→ **YOUR GOAL**: In the listing below, identify each line with the word "Republic" and return those lines.

→ **RECORDS SHOWN**:
◆ ◆ ◆ ◆ ◆ ◆ ◆

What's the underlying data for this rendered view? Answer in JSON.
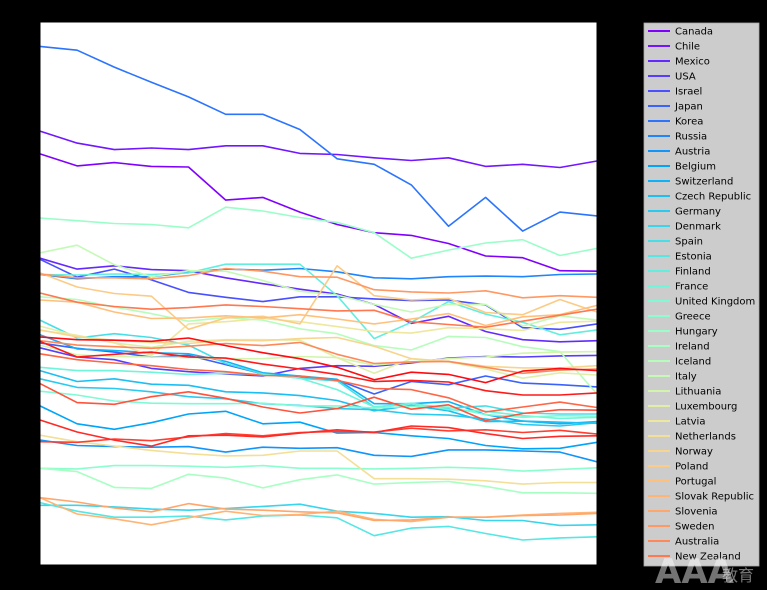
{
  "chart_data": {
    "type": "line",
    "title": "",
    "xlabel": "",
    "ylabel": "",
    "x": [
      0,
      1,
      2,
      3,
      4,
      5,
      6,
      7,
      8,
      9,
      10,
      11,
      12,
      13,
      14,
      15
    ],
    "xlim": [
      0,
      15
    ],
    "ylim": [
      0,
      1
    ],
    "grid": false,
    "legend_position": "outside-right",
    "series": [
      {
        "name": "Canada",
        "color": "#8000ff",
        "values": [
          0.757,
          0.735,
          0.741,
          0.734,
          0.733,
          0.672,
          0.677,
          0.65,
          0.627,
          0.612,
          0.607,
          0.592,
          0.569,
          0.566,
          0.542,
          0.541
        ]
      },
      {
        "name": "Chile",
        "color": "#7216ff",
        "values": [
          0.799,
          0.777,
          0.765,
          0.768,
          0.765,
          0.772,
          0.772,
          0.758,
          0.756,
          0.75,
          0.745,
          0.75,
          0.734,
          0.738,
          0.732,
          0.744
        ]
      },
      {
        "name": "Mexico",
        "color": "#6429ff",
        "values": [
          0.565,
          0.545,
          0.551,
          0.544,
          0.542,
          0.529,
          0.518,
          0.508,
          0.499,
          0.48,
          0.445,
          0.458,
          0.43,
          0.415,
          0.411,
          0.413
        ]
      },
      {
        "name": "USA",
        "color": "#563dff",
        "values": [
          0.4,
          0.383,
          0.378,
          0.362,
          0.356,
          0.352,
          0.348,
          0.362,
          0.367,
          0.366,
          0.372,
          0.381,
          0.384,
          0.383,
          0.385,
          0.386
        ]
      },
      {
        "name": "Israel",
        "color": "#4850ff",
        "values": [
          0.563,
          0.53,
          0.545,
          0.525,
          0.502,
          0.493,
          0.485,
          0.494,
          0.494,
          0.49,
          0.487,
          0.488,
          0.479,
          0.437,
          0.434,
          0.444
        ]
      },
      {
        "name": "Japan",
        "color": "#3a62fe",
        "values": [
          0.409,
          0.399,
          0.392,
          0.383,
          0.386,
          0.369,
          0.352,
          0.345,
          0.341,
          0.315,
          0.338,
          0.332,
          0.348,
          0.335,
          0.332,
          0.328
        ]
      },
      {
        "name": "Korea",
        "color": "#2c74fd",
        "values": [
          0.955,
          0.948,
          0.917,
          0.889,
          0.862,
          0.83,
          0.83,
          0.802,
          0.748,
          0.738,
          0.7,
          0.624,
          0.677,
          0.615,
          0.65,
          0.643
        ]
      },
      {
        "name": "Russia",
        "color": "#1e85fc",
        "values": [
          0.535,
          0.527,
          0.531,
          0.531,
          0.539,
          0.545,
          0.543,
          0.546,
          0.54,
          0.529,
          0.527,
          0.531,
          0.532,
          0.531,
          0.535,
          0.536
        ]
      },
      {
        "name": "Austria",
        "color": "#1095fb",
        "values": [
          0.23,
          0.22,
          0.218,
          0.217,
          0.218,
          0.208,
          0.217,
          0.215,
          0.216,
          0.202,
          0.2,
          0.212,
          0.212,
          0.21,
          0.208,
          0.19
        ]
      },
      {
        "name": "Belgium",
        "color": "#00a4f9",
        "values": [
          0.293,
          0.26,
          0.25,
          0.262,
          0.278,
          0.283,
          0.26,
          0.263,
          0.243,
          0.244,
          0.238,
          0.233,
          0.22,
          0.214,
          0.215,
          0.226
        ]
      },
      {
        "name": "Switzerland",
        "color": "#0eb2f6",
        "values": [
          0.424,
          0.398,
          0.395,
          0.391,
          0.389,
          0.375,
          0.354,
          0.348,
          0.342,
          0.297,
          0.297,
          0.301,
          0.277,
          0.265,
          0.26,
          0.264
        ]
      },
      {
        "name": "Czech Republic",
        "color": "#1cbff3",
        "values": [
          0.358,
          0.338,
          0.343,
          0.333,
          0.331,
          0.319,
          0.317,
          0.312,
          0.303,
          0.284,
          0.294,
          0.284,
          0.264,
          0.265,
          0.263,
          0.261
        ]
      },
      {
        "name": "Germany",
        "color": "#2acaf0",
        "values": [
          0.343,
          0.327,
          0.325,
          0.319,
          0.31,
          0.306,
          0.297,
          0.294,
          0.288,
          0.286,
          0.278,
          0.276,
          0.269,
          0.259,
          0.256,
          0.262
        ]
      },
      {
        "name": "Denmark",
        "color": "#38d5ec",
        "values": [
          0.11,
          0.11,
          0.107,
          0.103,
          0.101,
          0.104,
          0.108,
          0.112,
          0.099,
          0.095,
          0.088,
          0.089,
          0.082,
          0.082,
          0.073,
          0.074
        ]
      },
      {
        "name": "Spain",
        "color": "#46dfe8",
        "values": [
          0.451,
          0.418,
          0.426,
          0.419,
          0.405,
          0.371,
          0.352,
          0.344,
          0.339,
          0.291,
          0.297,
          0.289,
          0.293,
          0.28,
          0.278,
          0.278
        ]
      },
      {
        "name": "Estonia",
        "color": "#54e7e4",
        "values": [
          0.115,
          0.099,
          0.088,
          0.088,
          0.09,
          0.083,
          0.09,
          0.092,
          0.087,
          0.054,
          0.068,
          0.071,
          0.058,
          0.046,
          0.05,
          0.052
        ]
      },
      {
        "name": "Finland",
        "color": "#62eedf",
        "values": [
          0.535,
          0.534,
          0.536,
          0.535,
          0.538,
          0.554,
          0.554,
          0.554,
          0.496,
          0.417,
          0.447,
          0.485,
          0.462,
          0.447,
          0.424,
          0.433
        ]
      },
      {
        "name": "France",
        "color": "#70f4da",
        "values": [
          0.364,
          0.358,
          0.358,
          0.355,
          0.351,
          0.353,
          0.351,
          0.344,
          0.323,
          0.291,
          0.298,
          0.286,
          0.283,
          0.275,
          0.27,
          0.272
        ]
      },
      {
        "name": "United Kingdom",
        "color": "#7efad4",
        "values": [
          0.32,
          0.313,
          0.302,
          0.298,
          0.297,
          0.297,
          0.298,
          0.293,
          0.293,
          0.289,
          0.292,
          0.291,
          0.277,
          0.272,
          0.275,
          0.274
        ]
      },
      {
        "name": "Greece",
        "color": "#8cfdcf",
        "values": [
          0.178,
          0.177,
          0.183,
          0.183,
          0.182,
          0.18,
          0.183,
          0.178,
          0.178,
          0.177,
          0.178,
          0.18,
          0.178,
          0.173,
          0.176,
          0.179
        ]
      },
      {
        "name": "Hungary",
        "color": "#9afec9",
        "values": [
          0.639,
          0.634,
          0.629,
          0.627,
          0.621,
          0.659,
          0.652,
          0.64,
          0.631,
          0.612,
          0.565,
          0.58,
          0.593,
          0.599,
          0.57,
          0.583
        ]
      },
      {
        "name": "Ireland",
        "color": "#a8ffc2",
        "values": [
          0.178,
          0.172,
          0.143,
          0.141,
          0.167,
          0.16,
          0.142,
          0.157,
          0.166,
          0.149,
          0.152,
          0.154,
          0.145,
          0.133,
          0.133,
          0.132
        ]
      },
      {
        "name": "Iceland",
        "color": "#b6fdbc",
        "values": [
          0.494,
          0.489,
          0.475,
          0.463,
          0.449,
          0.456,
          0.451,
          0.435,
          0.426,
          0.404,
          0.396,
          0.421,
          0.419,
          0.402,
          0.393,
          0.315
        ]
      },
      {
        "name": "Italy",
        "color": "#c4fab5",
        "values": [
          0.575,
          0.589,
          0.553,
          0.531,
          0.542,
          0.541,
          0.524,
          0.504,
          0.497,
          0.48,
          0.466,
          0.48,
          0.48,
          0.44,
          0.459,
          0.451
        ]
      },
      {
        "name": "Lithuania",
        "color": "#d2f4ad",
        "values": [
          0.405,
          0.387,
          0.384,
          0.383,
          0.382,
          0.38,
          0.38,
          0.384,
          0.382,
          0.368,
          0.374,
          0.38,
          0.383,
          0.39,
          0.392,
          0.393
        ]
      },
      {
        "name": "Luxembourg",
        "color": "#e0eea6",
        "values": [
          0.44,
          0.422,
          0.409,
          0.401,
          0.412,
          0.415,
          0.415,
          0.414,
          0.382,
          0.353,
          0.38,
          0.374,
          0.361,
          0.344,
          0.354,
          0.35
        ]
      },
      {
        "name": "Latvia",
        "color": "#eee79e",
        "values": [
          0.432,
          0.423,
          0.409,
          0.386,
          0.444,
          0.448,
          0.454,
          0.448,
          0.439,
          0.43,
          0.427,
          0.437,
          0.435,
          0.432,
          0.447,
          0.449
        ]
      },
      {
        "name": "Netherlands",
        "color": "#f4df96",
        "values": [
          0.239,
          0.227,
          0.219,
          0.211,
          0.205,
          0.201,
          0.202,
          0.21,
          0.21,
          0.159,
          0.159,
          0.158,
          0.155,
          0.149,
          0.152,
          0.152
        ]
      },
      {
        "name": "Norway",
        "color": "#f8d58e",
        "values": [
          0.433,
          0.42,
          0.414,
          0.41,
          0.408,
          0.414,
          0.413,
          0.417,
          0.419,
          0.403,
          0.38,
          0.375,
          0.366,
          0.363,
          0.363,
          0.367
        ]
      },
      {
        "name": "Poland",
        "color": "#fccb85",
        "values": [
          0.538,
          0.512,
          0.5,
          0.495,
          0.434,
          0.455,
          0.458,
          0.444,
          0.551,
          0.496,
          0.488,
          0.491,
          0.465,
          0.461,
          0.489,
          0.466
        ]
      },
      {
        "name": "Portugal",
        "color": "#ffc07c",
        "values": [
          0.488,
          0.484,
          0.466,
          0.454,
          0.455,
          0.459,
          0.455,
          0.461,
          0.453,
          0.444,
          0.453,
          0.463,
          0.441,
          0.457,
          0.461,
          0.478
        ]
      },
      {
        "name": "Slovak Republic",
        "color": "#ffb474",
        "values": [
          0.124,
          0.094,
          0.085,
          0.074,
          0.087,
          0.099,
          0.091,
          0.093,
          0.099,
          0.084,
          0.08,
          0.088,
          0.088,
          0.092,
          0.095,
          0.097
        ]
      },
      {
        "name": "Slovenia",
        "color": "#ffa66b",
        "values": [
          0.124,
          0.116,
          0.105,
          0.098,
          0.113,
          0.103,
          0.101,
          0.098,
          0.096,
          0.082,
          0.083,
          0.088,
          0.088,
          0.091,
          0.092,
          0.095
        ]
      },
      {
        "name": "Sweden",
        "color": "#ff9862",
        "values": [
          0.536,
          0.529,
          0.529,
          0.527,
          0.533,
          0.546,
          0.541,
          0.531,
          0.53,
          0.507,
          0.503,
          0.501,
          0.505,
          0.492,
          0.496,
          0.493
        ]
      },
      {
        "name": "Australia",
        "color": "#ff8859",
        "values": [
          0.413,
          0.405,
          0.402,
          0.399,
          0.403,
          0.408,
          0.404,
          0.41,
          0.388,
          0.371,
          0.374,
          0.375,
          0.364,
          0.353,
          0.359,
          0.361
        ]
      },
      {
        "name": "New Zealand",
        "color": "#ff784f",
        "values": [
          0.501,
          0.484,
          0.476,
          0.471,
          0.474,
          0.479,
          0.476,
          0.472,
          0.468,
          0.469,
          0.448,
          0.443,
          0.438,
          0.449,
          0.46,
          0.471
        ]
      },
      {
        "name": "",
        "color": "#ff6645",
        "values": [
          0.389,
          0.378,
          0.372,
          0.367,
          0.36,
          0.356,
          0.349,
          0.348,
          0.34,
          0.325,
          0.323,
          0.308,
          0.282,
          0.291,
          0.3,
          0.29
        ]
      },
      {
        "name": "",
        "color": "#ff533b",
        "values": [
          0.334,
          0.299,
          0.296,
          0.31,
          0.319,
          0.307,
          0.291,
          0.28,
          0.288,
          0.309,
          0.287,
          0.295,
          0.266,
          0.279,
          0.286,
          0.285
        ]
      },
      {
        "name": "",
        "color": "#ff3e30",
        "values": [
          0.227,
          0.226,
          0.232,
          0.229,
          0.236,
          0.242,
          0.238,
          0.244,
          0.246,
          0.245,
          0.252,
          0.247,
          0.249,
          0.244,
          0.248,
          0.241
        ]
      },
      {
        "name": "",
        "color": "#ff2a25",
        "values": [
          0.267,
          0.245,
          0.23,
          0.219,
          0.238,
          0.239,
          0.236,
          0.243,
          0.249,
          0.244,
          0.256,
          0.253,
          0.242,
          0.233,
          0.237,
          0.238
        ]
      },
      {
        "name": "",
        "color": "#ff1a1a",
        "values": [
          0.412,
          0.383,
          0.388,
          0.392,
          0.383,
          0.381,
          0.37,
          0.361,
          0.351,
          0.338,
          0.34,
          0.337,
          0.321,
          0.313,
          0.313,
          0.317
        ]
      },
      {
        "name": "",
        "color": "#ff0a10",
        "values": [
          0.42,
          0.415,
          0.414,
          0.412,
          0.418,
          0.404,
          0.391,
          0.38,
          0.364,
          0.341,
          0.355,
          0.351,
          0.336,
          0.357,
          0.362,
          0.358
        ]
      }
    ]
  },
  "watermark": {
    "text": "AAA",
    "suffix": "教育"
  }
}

◆ ◆ ◆ ◆ ◆ ◆ ◆

→ **RESULT OF THE TASK**:
        "name": "Czech Republic",
        "name": "Slovak Republic",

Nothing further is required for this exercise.